Entries shown →
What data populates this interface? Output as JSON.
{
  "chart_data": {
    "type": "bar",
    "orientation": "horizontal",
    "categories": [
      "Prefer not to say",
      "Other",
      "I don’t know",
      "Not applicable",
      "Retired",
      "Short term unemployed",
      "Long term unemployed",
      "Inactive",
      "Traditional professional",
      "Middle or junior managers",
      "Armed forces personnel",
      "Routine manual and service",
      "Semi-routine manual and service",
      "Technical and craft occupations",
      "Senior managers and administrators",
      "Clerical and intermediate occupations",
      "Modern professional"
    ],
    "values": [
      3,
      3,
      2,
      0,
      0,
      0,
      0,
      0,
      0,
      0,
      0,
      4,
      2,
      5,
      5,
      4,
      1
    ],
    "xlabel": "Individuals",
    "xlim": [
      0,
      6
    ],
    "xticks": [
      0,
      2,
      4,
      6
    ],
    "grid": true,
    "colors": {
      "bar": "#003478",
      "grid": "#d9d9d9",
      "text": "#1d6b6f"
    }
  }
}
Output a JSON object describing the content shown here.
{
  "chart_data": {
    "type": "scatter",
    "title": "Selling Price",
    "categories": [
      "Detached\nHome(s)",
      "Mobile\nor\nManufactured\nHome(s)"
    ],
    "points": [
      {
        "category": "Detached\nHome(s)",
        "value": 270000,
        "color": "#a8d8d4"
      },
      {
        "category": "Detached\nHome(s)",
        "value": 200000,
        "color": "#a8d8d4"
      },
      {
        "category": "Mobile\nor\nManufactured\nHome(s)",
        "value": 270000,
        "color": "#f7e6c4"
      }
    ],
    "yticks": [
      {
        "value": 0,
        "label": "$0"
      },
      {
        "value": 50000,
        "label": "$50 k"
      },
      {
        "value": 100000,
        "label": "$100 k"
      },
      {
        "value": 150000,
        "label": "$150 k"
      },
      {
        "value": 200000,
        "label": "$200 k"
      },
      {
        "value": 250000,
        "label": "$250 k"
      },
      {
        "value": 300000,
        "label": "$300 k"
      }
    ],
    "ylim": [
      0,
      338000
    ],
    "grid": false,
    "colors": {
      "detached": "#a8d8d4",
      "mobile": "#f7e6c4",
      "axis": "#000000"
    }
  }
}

Work to complete → Locate all lines in the listing above with the word "nHome". Copy them.

Output of the exercise →
      "Detached\nHome(s)",
      "Mobile\nor\nManufactured\nHome(s)"
        "category": "Detached\nHome(s)",
        "category": "Detached\nHome(s)",
        "category": "Mobile\nor\nManufactured\nHome(s)",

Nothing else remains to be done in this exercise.